─── DATASET

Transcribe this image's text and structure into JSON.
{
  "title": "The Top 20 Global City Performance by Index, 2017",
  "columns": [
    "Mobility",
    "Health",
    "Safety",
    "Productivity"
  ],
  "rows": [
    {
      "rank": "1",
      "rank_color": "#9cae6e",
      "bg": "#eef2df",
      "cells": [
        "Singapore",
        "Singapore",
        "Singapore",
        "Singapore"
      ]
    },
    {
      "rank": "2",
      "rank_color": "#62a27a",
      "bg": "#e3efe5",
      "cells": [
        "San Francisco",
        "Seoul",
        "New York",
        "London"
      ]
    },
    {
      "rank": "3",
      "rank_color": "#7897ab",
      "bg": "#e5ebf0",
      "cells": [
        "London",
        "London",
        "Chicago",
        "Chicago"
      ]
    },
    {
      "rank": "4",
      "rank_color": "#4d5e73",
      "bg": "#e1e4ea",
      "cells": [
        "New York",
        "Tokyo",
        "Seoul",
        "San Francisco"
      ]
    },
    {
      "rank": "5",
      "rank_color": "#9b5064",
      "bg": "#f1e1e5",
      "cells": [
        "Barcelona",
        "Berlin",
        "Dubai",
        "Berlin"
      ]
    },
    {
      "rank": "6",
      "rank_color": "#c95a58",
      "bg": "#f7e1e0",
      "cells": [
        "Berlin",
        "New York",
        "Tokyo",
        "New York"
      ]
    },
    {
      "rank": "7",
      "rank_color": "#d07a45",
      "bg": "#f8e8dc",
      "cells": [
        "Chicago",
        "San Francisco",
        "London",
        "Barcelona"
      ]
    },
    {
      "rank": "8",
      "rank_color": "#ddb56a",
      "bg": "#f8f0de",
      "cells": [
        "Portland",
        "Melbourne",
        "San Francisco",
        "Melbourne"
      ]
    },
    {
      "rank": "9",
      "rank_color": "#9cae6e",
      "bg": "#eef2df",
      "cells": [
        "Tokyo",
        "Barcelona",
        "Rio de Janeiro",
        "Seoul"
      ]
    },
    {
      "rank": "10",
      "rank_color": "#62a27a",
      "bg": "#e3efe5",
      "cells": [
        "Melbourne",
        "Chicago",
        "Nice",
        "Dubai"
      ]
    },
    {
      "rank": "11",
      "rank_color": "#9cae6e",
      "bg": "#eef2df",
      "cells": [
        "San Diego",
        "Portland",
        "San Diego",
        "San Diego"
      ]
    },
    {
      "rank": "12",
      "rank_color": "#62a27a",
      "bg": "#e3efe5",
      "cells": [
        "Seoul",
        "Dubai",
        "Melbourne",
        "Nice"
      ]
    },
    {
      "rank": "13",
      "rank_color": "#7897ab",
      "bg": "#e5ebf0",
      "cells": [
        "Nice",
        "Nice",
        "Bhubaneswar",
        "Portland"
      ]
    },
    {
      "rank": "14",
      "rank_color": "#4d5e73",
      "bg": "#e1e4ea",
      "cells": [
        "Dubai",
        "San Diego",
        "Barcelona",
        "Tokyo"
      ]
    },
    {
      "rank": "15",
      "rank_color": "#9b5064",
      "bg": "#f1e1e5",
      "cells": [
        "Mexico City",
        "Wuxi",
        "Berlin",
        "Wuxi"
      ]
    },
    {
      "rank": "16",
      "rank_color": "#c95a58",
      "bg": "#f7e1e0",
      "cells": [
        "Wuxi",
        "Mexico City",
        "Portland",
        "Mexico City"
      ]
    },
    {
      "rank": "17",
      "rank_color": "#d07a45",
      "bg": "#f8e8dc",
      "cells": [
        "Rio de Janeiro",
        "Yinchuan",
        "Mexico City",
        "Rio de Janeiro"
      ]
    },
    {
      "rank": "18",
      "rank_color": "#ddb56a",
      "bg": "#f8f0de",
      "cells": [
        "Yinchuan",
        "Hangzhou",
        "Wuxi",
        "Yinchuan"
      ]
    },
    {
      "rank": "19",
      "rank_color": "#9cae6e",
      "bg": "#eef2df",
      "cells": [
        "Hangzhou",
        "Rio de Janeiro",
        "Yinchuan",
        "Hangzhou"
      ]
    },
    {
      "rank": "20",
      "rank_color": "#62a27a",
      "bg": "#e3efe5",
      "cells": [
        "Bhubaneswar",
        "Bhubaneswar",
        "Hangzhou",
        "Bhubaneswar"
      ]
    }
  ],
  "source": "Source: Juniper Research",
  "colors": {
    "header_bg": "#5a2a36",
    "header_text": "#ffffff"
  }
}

──────

- JOB -
Copy all the lines, exactly.

- ANSWER TO THIS EXERCISE -
Transcribe this image's text and structure into JSON.
{
  "title": "The Top 20 Global City Performance by Index, 2017",
  "columns": [
    "Mobility",
    "Health",
    "Safety",
    "Productivity"
  ],
  "rows": [
    {
      "rank": "1",
      "rank_color": "#9cae6e",
      "bg": "#eef2df",
      "cells": [
        "Singapore",
        "Singapore",
        "Singapore",
        "Singapore"
      ]
    },
    {
      "rank": "2",
      "rank_color": "#62a27a",
      "bg": "#e3efe5",
      "cells": [
        "San Francisco",
        "Seoul",
        "New York",
        "London"
      ]
    },
    {
      "rank": "3",
      "rank_color": "#7897ab",
      "bg": "#e5ebf0",
      "cells": [
        "London",
        "London",
        "Chicago",
        "Chicago"
      ]
    },
    {
      "rank": "4",
      "rank_color": "#4d5e73",
      "bg": "#e1e4ea",
      "cells": [
        "New York",
        "Tokyo",
        "Seoul",
        "San Francisco"
      ]
    },
    {
      "rank": "5",
      "rank_color": "#9b5064",
      "bg": "#f1e1e5",
      "cells": [
        "Barcelona",
        "Berlin",
        "Dubai",
        "Berlin"
      ]
    },
    {
      "rank": "6",
      "rank_color": "#c95a58",
      "bg": "#f7e1e0",
      "cells": [
        "Berlin",
        "New York",
        "Tokyo",
        "New York"
      ]
    },
    {
      "rank": "7",
      "rank_color": "#d07a45",
      "bg": "#f8e8dc",
      "cells": [
        "Chicago",
        "San Francisco",
        "London",
        "Barcelona"
      ]
    },
    {
      "rank": "8",
      "rank_color": "#ddb56a",
      "bg": "#f8f0de",
      "cells": [
        "Portland",
        "Melbourne",
        "San Francisco",
        "Melbourne"
      ]
    },
    {
      "rank": "9",
      "rank_color": "#9cae6e",
      "bg": "#eef2df",
      "cells": [
        "Tokyo",
        "Barcelona",
        "Rio de Janeiro",
        "Seoul"
      ]
    },
    {
      "rank": "10",
      "rank_color": "#62a27a",
      "bg": "#e3efe5",
      "cells": [
        "Melbourne",
        "Chicago",
        "Nice",
        "Dubai"
      ]
    },
    {
      "rank": "11",
      "rank_color": "#9cae6e",
      "bg": "#eef2df",
      "cells": [
        "San Diego",
        "Portland",
        "San Diego",
        "San Diego"
      ]
    },
    {
      "rank": "12",
      "rank_color": "#62a27a",
      "bg": "#e3efe5",
      "cells": [
        "Seoul",
        "Dubai",
        "Melbourne",
        "Nice"
      ]
    },
    {
      "rank": "13",
      "rank_color": "#7897ab",
      "bg": "#e5ebf0",
      "cells": [
        "Nice",
        "Nice",
        "Bhubaneswar",
        "Portland"
      ]
    },
    {
      "rank": "14",
      "rank_color": "#4d5e73",
      "bg": "#e1e4ea",
      "cells": [
        "Dubai",
        "San Diego",
        "Barcelona",
        "Tokyo"
      ]
    },
    {
      "rank": "15",
      "rank_color": "#9b5064",
      "bg": "#f1e1e5",
      "cells": [
        "Mexico City",
        "Wuxi",
        "Berlin",
        "Wuxi"
      ]
    },
    {
      "rank": "16",
      "rank_color": "#c95a58",
      "bg": "#f7e1e0",
      "cells": [
        "Wuxi",
        "Mexico City",
        "Portland",
        "Mexico City"
      ]
    },
    {
      "rank": "17",
      "rank_color": "#d07a45",
      "bg": "#f8e8dc",
      "cells": [
        "Rio de Janeiro",
        "Yinchuan",
        "Mexico City",
        "Rio de Janeiro"
      ]
    },
    {
      "rank": "18",
      "rank_color": "#ddb56a",
      "bg": "#f8f0de",
      "cells": [
        "Yinchuan",
        "Hangzhou",
        "Wuxi",
        "Yinchuan"
      ]
    },
    {
      "rank": "19",
      "rank_color": "#9cae6e",
      "bg": "#eef2df",
      "cells": [
        "Hangzhou",
        "Rio de Janeiro",
        "Yinchuan",
        "Hangzhou"
      ]
    },
    {
      "rank": "20",
      "rank_color": "#62a27a",
      "bg": "#e3efe5",
      "cells": [
        "Bhubaneswar",
        "Bhubaneswar",
        "Hangzhou",
        "Bhubaneswar"
      ]
    }
  ],
  "source": "Source: Juniper Research",
  "colors": {
    "header_bg": "#5a2a36",
    "header_text": "#ffffff"
  }
}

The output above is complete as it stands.